Exercise data:
# # # # #
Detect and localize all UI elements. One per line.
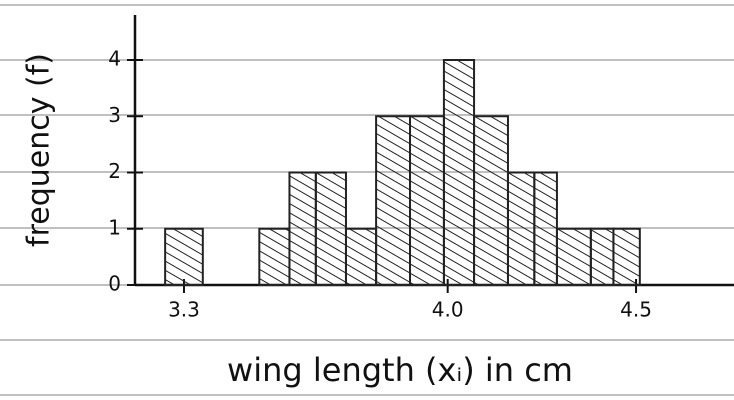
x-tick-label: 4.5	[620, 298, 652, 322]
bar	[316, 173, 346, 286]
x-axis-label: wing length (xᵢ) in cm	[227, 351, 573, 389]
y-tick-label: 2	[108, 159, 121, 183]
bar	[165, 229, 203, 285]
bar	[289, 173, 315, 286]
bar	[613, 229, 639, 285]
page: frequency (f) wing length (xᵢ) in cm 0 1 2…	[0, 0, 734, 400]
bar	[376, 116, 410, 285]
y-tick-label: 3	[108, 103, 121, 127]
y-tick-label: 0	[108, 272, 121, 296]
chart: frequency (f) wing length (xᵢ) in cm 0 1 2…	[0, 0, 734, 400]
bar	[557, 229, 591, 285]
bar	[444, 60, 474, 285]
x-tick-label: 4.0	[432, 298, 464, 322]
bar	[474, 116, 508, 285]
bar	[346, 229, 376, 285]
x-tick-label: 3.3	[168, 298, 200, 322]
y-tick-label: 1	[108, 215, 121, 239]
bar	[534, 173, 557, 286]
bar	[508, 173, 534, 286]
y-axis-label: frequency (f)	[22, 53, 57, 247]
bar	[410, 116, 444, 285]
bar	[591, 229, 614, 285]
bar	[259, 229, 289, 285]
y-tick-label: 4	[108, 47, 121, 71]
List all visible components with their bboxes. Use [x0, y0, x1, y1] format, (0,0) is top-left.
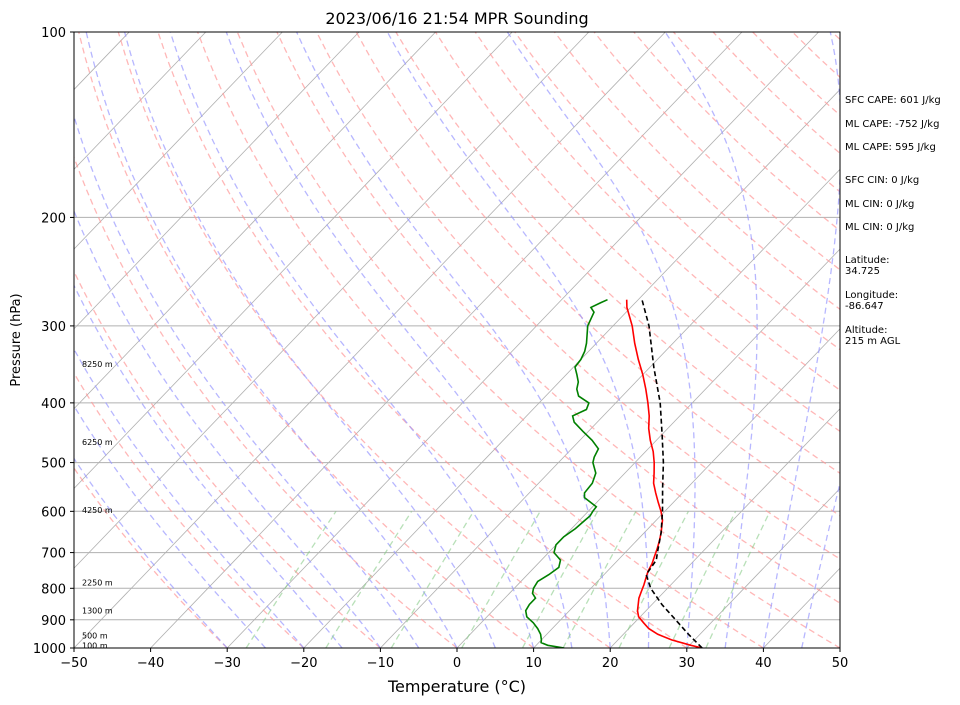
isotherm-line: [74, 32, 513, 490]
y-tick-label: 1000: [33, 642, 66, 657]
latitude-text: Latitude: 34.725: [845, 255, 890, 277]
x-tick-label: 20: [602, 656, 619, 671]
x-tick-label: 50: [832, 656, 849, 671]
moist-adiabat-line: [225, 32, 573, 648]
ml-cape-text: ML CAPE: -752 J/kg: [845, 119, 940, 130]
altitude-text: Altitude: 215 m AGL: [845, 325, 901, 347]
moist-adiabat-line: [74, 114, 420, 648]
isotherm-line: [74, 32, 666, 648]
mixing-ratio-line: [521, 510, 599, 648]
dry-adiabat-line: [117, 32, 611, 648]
# # # # #
Task objective: Rewrite every line of the entries above as one numbered list, omitting blank lines and the picture placeholders.

Answer to this task:
1. Detect and localize all UI elements. One per line.
2. x-tick-label: 4.5	[620, 298, 652, 322]
3. bar	[316, 173, 346, 286]
4. x-axis-label: wing length (xᵢ) in cm	[227, 351, 573, 389]
5. y-tick-label: 2	[108, 159, 121, 183]
6. bar	[165, 229, 203, 285]
7. bar	[289, 173, 315, 286]
8. bar	[613, 229, 639, 285]
9. page: frequency (f) wing length (xᵢ) in cm 0 1 2…	[0, 0, 734, 400]
10. bar	[376, 116, 410, 285]
11. y-tick-label: 3	[108, 103, 121, 127]
12. y-tick-label: 0	[108, 272, 121, 296]
13. chart: frequency (f) wing length (xᵢ) in cm 0 1 2…	[0, 0, 734, 400]
14. bar	[557, 229, 591, 285]
15. bar	[444, 60, 474, 285]
16. x-tick-label: 4.0	[432, 298, 464, 322]
17. bar	[474, 116, 508, 285]
18. bar	[346, 229, 376, 285]
19. x-tick-label: 3.3	[168, 298, 200, 322]
20. y-tick-label: 1	[108, 215, 121, 239]
21. bar	[534, 173, 557, 286]
22. bar	[508, 173, 534, 286]
23. y-axis-label: frequency (f)	[22, 53, 57, 247]
24. bar	[410, 116, 444, 285]
25. bar	[591, 229, 614, 285]
26. bar	[259, 229, 289, 285]
27. y-tick-label: 4	[108, 47, 121, 71]
28. List all visible components with their bboxes. Use [x0, y0, x1, y1] format, (0,0) is top-left.
29. isotherm-line: [74, 32, 513, 490]
30. y-tick-label: 1000: [33, 642, 66, 657]
31. latitude-text: Latitude: 34.725: [845, 255, 890, 277]
32. x-tick-label: 20: [602, 656, 619, 671]
33. x-tick-label: 50: [832, 656, 849, 671]
34. moist-adiabat-line: [225, 32, 573, 648]
35. ml-cape-text: ML CAPE: -752 J/kg: [845, 119, 940, 130]
36. altitude-text: Altitude: 215 m AGL: [845, 325, 901, 347]
37. moist-adiabat-line: [74, 114, 420, 648]
38. isotherm-line: [74, 32, 666, 648]
39. mixing-ratio-line: [521, 510, 599, 648]
40. dry-adiabat-line: [117, 32, 611, 648]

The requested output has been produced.